• [What is asked]
A - In the Golf R suspension thread, which two coilover brands are noted as offering kits with DCC?
B - Reproduce the Golf R suspension thread from "# 2017 Golf" to "Daily driving purposes?".

• [Selected text]
= = =

# 2017 Golf R Stage 2, with rear Sway bar and DCC



## BigBenson (Jun 16, 2021)

I know I am needing more negative camber in the front, but would lowering springs be the next option? If so, what springs are best for the track / Daily driving purposes?


----------



## Ambro_BlackArty (Sep 26, 2021)

Hi, I'm currently running the H&R lowering springs, but there are a few other options out there like Eibach, 034Motorsport, and RacingLine. Keep in mind that if you're gonna go often to the track, lowering springs are recommended only if your shocks are quite new, otherwise, a full coilover kit is better suited for your use. If you want a full set of coilovers, there are many brands that offer kits for the Mk7/Mk7.5, like APR, K&W (with DCC), Bilstein, Tracktive (also with DCC), 034Motorsport, and RacingLine. Something that I've noticed on my Arteon, which is based on the same platform of the Golf R, is that when lowered the tires wear unevenly, caused by too soft bushes on the front lower arm and on the rear trailing arm, which leads to too much front-back movement of the tire and the alteration of your alignment. So if you're gonna lower and increase the camber on your car with camber plates (034motorsport, SuperPro), as I did, I vividly suggest buying upgraded arms, like the Verkline, SuperPro, or 034Motorsport ones; or at least swap the bushes for polyurethane ones (SuperPro, Powerflex).


----------

= = =

• [Available data]

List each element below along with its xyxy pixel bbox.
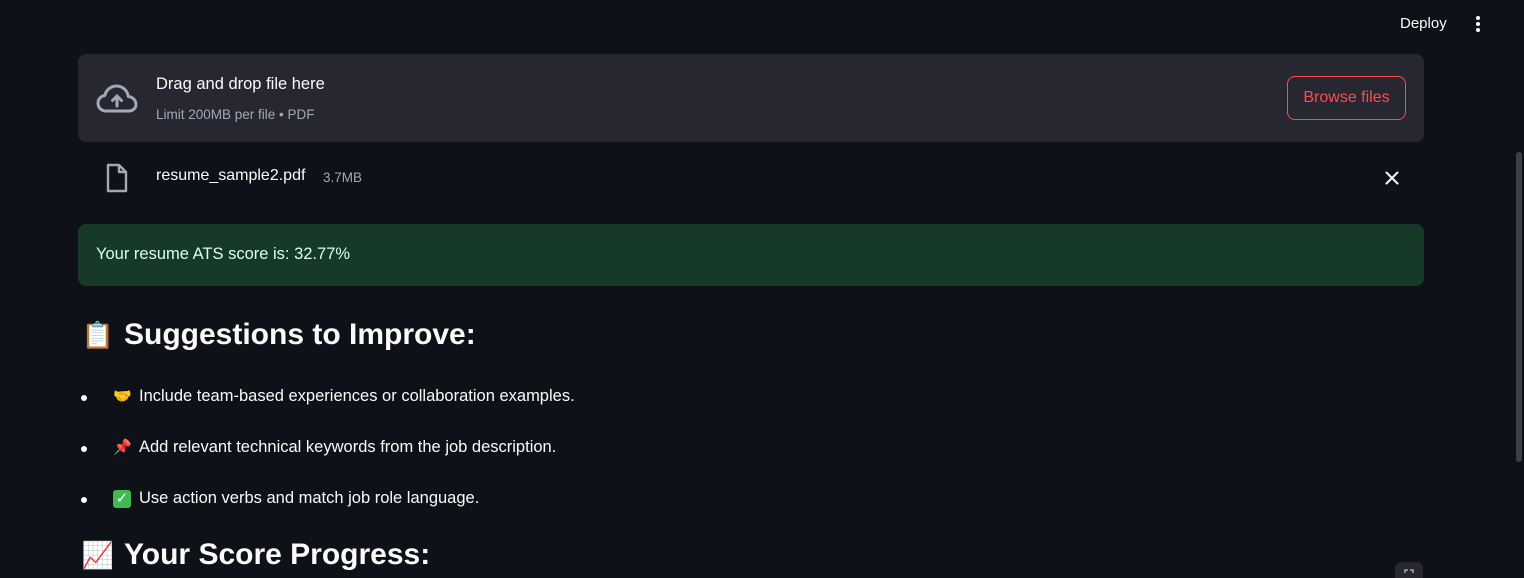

= = =

• [Answers per task]
A - K&W and Tracktive.

B -
# 2017 Golf R Stage 2, with rear Sway bar and DCC



## BigBenson (Jun 16, 2021)

I know I am needing more negative camber in the front, but would lowering springs be the next option? If so, what springs are best for the track / Daily driving purposes?